◆ Data for this exercise ◆
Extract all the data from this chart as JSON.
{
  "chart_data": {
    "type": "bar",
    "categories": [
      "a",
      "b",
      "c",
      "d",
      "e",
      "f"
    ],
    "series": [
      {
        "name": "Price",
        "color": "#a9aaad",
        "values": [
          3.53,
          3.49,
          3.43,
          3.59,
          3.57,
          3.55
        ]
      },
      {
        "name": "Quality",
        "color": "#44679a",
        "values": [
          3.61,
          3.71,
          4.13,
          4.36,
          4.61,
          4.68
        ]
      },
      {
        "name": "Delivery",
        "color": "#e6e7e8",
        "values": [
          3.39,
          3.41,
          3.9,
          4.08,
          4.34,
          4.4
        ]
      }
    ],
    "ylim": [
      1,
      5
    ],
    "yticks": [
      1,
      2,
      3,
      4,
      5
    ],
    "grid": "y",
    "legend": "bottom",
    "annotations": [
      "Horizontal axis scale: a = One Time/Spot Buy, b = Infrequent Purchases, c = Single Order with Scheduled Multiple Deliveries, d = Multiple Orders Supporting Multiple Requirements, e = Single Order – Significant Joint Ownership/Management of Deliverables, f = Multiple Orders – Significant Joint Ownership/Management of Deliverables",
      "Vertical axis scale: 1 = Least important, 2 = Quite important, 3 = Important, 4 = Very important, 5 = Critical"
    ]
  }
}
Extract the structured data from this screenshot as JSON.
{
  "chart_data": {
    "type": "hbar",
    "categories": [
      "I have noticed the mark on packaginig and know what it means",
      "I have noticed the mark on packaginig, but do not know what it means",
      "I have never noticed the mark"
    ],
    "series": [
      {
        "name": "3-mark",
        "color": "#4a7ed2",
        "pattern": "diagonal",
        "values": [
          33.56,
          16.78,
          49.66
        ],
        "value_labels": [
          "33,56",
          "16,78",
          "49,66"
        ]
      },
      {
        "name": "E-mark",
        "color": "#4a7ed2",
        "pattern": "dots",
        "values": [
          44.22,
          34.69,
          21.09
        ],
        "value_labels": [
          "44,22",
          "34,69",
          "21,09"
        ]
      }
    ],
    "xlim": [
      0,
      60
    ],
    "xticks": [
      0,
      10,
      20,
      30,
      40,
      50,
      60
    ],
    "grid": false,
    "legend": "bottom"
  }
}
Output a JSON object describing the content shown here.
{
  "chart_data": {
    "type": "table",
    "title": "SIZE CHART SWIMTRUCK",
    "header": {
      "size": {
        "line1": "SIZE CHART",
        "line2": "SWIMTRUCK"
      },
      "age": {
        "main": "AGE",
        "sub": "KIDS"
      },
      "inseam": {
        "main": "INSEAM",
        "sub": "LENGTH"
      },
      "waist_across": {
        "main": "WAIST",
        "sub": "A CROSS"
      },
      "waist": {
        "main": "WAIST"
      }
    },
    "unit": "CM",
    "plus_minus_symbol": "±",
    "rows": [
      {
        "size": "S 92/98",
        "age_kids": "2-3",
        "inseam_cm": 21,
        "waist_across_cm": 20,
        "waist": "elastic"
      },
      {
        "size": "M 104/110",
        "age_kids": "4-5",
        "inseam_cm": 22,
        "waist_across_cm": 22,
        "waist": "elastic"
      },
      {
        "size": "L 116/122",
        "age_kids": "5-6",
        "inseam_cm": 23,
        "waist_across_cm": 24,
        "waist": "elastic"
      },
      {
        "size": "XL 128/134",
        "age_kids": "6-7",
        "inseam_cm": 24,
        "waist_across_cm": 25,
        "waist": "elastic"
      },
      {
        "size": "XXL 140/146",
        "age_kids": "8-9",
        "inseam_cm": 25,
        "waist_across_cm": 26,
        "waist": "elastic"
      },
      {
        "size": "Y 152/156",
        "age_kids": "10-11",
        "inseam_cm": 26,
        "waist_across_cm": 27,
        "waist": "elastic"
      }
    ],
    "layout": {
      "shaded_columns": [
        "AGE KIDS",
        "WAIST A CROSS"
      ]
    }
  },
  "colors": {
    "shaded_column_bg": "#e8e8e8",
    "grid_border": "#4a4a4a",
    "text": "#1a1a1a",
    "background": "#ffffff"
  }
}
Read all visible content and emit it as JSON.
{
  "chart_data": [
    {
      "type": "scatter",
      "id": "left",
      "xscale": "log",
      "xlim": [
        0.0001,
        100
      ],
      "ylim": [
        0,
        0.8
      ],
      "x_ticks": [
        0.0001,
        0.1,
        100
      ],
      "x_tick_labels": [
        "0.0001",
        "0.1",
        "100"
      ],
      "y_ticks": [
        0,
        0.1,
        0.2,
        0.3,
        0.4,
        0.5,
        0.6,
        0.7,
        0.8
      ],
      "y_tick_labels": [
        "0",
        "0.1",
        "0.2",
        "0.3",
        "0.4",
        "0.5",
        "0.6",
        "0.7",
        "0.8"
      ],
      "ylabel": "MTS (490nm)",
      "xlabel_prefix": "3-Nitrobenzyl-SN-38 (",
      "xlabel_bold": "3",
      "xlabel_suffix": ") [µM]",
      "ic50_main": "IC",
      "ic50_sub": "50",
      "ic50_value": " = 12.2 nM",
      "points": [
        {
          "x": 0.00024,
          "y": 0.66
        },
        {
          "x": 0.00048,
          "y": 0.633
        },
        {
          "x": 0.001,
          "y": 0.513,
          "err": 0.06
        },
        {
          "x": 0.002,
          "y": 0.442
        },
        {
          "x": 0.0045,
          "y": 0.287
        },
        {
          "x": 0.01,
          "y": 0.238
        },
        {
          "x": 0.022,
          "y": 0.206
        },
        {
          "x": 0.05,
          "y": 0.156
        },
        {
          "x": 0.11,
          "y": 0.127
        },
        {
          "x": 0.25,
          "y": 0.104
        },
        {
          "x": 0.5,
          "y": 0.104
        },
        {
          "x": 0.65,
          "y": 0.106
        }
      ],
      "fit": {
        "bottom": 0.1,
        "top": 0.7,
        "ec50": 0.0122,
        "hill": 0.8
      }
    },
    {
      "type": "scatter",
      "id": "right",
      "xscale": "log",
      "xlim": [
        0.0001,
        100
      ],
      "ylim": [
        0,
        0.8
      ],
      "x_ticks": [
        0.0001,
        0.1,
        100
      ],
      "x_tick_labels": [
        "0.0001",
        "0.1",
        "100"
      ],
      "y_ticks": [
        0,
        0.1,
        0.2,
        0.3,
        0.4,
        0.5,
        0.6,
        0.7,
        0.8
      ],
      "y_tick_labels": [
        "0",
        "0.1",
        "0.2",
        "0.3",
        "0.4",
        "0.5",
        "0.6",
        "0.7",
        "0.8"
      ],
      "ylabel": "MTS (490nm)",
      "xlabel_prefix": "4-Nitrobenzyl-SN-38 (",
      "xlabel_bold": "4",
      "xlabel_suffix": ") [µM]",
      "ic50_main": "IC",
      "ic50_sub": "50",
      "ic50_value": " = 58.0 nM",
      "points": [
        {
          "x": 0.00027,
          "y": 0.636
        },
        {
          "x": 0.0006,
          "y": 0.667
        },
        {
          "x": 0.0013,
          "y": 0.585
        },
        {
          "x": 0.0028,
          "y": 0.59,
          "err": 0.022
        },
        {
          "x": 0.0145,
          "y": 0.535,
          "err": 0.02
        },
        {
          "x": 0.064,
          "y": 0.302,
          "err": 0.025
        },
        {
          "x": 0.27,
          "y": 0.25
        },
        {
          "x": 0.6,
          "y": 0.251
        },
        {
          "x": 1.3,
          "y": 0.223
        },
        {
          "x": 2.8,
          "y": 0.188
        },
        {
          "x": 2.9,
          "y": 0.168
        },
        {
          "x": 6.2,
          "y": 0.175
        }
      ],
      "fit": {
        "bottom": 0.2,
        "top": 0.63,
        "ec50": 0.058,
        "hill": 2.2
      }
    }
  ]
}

◆ What this task involves ◆
All of the entries need to be reproduced exactly; please write them out.

◆ Right answer ◆
Extract all the data from this chart as JSON.
{
  "chart_data": {
    "type": "bar",
    "categories": [
      "a",
      "b",
      "c",
      "d",
      "e",
      "f"
    ],
    "series": [
      {
        "name": "Price",
        "color": "#a9aaad",
        "values": [
          3.53,
          3.49,
          3.43,
          3.59,
          3.57,
          3.55
        ]
      },
      {
        "name": "Quality",
        "color": "#44679a",
        "values": [
          3.61,
          3.71,
          4.13,
          4.36,
          4.61,
          4.68
        ]
      },
      {
        "name": "Delivery",
        "color": "#e6e7e8",
        "values": [
          3.39,
          3.41,
          3.9,
          4.08,
          4.34,
          4.4
        ]
      }
    ],
    "ylim": [
      1,
      5
    ],
    "yticks": [
      1,
      2,
      3,
      4,
      5
    ],
    "grid": "y",
    "legend": "bottom",
    "annotations": [
      "Horizontal axis scale: a = One Time/Spot Buy, b = Infrequent Purchases, c = Single Order with Scheduled Multiple Deliveries, d = Multiple Orders Supporting Multiple Requirements, e = Single Order – Significant Joint Ownership/Management of Deliverables, f = Multiple Orders – Significant Joint Ownership/Management of Deliverables",
      "Vertical axis scale: 1 = Least important, 2 = Quite important, 3 = Important, 4 = Very important, 5 = Critical"
    ]
  }
}
Extract the structured data from this screenshot as JSON.
{
  "chart_data": {
    "type": "hbar",
    "categories": [
      "I have noticed the mark on packaginig and know what it means",
      "I have noticed the mark on packaginig, but do not know what it means",
      "I have never noticed the mark"
    ],
    "series": [
      {
        "name": "3-mark",
        "color": "#4a7ed2",
        "pattern": "diagonal",
        "values": [
          33.56,
          16.78,
          49.66
        ],
        "value_labels": [
          "33,56",
          "16,78",
          "49,66"
        ]
      },
      {
        "name": "E-mark",
        "color": "#4a7ed2",
        "pattern": "dots",
        "values": [
          44.22,
          34.69,
          21.09
        ],
        "value_labels": [
          "44,22",
          "34,69",
          "21,09"
        ]
      }
    ],
    "xlim": [
      0,
      60
    ],
    "xticks": [
      0,
      10,
      20,
      30,
      40,
      50,
      60
    ],
    "grid": false,
    "legend": "bottom"
  }
}
Output a JSON object describing the content shown here.
{
  "chart_data": {
    "type": "table",
    "title": "SIZE CHART SWIMTRUCK",
    "header": {
      "size": {
        "line1": "SIZE CHART",
        "line2": "SWIMTRUCK"
      },
      "age": {
        "main": "AGE",
        "sub": "KIDS"
      },
      "inseam": {
        "main": "INSEAM",
        "sub": "LENGTH"
      },
      "waist_across": {
        "main": "WAIST",
        "sub": "A CROSS"
      },
      "waist": {
        "main": "WAIST"
      }
    },
    "unit": "CM",
    "plus_minus_symbol": "±",
    "rows": [
      {
        "size": "S 92/98",
        "age_kids": "2-3",
        "inseam_cm": 21,
        "waist_across_cm": 20,
        "waist": "elastic"
      },
      {
        "size": "M 104/110",
        "age_kids": "4-5",
        "inseam_cm": 22,
        "waist_across_cm": 22,
        "waist": "elastic"
      },
      {
        "size": "L 116/122",
        "age_kids": "5-6",
        "inseam_cm": 23,
        "waist_across_cm": 24,
        "waist": "elastic"
      },
      {
        "size": "XL 128/134",
        "age_kids": "6-7",
        "inseam_cm": 24,
        "waist_across_cm": 25,
        "waist": "elastic"
      },
      {
        "size": "XXL 140/146",
        "age_kids": "8-9",
        "inseam_cm": 25,
        "waist_across_cm": 26,
        "waist": "elastic"
      },
      {
        "size": "Y 152/156",
        "age_kids": "10-11",
        "inseam_cm": 26,
        "waist_across_cm": 27,
        "waist": "elastic"
      }
    ],
    "layout": {
      "shaded_columns": [
        "AGE KIDS",
        "WAIST A CROSS"
      ]
    }
  },
  "colors": {
    "shaded_column_bg": "#e8e8e8",
    "grid_border": "#4a4a4a",
    "text": "#1a1a1a",
    "background": "#ffffff"
  }
}
Read all visible content and emit it as JSON.
{
  "chart_data": [
    {
      "type": "scatter",
      "id": "left",
      "xscale": "log",
      "xlim": [
        0.0001,
        100
      ],
      "ylim": [
        0,
        0.8
      ],
      "x_ticks": [
        0.0001,
        0.1,
        100
      ],
      "x_tick_labels": [
        "0.0001",
        "0.1",
        "100"
      ],
      "y_ticks": [
        0,
        0.1,
        0.2,
        0.3,
        0.4,
        0.5,
        0.6,
        0.7,
        0.8
      ],
      "y_tick_labels": [
        "0",
        "0.1",
        "0.2",
        "0.3",
        "0.4",
        "0.5",
        "0.6",
        "0.7",
        "0.8"
      ],
      "ylabel": "MTS (490nm)",
      "xlabel_prefix": "3-Nitrobenzyl-SN-38 (",
      "xlabel_bold": "3",
      "xlabel_suffix": ") [µM]",
      "ic50_main": "IC",
      "ic50_sub": "50",
      "ic50_value": " = 12.2 nM",
      "points": [
        {
          "x": 0.00024,
          "y": 0.66
        },
        {
          "x": 0.00048,
          "y": 0.633
        },
        {
          "x": 0.001,
          "y": 0.513,
          "err": 0.06
        },
        {
          "x": 0.002,
          "y": 0.442
        },
        {
          "x": 0.0045,
          "y": 0.287
        },
        {
          "x": 0.01,
          "y": 0.238
        },
        {
          "x": 0.022,
          "y": 0.206
        },
        {
          "x": 0.05,
          "y": 0.156
        },
        {
          "x": 0.11,
          "y": 0.127
        },
        {
          "x": 0.25,
          "y": 0.104
        },
        {
          "x": 0.5,
          "y": 0.104
        },
        {
          "x": 0.65,
          "y": 0.106
        }
      ],
      "fit": {
        "bottom": 0.1,
        "top": 0.7,
        "ec50": 0.0122,
        "hill": 0.8
      }
    },
    {
      "type": "scatter",
      "id": "right",
      "xscale": "log",
      "xlim": [
        0.0001,
        100
      ],
      "ylim": [
        0,
        0.8
      ],
      "x_ticks": [
        0.0001,
        0.1,
        100
      ],
      "x_tick_labels": [
        "0.0001",
        "0.1",
        "100"
      ],
      "y_ticks": [
        0,
        0.1,
        0.2,
        0.3,
        0.4,
        0.5,
        0.6,
        0.7,
        0.8
      ],
      "y_tick_labels": [
        "0",
        "0.1",
        "0.2",
        "0.3",
        "0.4",
        "0.5",
        "0.6",
        "0.7",
        "0.8"
      ],
      "ylabel": "MTS (490nm)",
      "xlabel_prefix": "4-Nitrobenzyl-SN-38 (",
      "xlabel_bold": "4",
      "xlabel_suffix": ") [µM]",
      "ic50_main": "IC",
      "ic50_sub": "50",
      "ic50_value": " = 58.0 nM",
      "points": [
        {
          "x": 0.00027,
          "y": 0.636
        },
        {
          "x": 0.0006,
          "y": 0.667
        },
        {
          "x": 0.0013,
          "y": 0.585
        },
        {
          "x": 0.0028,
          "y": 0.59,
          "err": 0.022
        },
        {
          "x": 0.0145,
          "y": 0.535,
          "err": 0.02
        },
        {
          "x": 0.064,
          "y": 0.302,
          "err": 0.025
        },
        {
          "x": 0.27,
          "y": 0.25
        },
        {
          "x": 0.6,
          "y": 0.251
        },
        {
          "x": 1.3,
          "y": 0.223
        },
        {
          "x": 2.8,
          "y": 0.188
        },
        {
          "x": 2.9,
          "y": 0.168
        },
        {
          "x": 6.2,
          "y": 0.175
        }
      ],
      "fit": {
        "bottom": 0.2,
        "top": 0.63,
        "ec50": 0.058,
        "hill": 2.2
      }
    }
  ]
}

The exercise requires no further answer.